*Stated task:* Pull out every line below containing the word "subtitle".

*Given records:*

┄┄┄┄┄┄┄┄┄┄┄┄┄┄┄┄┄┄┄┄

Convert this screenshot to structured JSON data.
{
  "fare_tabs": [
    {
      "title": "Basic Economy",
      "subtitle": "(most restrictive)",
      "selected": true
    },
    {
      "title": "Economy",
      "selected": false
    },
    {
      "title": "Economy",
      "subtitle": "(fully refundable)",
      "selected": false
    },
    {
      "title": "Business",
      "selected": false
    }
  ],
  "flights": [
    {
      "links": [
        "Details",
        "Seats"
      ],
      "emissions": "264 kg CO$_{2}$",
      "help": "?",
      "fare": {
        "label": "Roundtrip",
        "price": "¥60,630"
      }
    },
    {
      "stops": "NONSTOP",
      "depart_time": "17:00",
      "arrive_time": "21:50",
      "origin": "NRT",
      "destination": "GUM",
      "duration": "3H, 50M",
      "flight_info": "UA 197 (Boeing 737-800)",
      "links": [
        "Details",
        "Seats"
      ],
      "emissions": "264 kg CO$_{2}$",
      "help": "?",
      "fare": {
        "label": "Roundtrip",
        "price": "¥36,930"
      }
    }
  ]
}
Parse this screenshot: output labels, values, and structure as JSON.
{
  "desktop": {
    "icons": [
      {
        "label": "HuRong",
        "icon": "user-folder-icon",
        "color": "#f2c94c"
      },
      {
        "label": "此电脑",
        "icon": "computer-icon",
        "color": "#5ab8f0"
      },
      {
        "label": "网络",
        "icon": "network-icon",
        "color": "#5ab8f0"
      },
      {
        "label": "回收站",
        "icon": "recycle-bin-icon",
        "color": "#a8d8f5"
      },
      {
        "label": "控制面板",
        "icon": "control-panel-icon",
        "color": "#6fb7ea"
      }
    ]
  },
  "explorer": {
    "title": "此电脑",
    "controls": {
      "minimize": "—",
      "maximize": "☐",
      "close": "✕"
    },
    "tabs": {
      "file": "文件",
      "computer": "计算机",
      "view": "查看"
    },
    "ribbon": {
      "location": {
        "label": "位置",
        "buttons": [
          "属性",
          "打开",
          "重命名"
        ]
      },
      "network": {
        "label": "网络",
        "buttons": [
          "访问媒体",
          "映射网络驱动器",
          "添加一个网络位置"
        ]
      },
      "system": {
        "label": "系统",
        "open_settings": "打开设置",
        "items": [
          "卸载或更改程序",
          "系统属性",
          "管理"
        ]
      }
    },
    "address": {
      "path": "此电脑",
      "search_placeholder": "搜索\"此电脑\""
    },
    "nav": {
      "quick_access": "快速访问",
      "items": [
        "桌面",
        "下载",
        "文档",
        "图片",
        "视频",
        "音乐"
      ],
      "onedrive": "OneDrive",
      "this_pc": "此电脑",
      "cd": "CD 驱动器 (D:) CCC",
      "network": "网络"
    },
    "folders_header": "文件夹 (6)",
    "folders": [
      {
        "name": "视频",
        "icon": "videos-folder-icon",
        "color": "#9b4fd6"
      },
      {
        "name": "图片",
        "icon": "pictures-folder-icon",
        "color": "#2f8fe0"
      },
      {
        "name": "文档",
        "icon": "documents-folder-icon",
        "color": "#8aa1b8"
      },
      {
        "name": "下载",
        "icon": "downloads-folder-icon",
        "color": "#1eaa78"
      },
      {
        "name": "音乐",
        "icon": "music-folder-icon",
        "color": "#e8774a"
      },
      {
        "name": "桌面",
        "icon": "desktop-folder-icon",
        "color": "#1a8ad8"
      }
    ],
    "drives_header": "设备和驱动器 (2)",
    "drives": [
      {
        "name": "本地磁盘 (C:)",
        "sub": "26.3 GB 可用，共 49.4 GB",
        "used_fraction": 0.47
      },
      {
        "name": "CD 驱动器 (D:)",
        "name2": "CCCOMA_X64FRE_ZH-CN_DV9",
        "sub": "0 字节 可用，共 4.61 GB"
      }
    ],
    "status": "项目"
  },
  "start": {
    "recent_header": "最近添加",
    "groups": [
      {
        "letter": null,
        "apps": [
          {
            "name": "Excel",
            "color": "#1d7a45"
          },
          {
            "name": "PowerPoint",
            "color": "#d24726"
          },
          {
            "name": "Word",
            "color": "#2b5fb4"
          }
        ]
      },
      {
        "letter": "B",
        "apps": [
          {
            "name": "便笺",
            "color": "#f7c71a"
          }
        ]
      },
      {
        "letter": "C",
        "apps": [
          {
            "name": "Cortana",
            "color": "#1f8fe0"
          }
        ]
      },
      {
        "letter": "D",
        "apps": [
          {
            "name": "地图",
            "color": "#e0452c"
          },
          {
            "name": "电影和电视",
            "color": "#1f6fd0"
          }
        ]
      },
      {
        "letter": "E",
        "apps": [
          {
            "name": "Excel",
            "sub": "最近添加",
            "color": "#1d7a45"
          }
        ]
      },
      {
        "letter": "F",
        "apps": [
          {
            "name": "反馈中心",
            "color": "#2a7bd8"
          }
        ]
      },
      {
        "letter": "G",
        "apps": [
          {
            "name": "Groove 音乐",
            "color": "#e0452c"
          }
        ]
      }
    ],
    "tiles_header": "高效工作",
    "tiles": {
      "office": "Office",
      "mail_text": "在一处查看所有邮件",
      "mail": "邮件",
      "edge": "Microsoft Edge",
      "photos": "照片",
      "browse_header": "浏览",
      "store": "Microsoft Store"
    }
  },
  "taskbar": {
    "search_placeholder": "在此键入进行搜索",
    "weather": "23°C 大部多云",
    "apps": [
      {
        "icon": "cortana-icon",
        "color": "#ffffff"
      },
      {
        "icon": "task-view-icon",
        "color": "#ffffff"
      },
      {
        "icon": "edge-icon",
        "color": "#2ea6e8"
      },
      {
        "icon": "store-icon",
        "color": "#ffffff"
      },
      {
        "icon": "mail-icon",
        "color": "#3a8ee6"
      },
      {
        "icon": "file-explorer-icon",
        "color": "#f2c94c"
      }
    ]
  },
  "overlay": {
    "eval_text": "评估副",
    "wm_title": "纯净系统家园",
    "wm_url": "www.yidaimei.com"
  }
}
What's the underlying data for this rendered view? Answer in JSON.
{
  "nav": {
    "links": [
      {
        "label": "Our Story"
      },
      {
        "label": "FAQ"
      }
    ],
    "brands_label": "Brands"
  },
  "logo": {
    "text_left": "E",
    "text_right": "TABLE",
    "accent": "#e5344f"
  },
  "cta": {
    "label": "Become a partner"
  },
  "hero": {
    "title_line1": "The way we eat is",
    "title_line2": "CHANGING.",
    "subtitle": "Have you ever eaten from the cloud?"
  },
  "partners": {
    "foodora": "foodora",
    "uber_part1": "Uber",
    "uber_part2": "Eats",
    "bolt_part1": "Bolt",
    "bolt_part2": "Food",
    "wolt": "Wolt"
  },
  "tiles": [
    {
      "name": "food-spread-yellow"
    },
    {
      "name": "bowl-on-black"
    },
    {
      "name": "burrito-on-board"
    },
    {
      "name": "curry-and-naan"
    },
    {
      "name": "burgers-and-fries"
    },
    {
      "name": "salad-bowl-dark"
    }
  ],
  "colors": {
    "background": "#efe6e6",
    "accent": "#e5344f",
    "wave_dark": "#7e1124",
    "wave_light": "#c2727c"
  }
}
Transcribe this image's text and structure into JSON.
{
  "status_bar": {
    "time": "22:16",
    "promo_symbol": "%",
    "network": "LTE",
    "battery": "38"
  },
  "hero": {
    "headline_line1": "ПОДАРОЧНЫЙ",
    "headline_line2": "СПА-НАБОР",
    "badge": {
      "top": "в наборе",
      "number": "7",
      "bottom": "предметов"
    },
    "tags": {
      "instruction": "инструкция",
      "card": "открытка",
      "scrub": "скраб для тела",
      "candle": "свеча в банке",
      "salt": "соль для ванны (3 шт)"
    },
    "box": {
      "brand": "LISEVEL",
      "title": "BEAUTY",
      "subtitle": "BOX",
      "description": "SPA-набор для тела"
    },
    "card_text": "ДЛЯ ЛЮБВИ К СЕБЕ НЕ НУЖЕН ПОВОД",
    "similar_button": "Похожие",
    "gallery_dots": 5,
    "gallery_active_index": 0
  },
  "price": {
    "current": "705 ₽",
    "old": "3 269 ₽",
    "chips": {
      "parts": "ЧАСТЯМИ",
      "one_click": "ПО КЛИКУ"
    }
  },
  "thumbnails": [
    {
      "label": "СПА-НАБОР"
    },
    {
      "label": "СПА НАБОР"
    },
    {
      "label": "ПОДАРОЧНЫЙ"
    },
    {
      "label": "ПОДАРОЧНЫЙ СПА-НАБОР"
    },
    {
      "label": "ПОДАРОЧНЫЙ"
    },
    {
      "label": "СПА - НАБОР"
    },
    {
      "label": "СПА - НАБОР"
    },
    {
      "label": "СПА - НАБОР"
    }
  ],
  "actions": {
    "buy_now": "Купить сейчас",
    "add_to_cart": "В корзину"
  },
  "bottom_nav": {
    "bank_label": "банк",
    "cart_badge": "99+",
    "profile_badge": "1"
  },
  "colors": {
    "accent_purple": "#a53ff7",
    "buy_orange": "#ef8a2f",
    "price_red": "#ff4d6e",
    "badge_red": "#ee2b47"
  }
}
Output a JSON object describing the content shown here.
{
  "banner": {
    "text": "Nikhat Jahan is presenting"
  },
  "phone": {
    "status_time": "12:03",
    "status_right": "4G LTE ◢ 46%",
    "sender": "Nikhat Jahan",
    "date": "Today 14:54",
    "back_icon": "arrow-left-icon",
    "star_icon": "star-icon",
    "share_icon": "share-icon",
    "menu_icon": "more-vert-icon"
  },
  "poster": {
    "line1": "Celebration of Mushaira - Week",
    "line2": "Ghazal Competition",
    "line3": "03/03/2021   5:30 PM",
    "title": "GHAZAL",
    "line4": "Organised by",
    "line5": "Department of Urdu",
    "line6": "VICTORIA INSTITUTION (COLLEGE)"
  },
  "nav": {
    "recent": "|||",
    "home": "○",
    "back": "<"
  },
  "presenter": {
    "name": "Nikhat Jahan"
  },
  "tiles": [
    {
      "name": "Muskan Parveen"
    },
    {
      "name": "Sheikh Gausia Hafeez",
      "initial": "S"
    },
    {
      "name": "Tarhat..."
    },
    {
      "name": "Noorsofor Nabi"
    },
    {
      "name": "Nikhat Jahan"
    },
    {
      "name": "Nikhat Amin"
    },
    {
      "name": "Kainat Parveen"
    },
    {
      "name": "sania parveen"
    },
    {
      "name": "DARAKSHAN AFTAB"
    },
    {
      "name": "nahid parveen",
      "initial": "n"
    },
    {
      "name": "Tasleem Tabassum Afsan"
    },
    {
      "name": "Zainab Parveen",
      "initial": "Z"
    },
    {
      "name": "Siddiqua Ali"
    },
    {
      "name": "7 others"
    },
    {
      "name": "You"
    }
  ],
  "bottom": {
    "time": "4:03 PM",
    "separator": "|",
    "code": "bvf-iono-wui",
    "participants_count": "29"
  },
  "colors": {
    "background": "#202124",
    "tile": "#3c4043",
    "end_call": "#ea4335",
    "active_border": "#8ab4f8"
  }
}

┄┄┄┄┄┄┄┄┄┄┄┄┄┄┄┄┄┄┄┄

*Result of this task:*
      "subtitle": "(most restrictive)",
      "subtitle": "(fully refundable)",
    "subtitle": "Have you ever eaten from the cloud?"
      "subtitle": "BOX",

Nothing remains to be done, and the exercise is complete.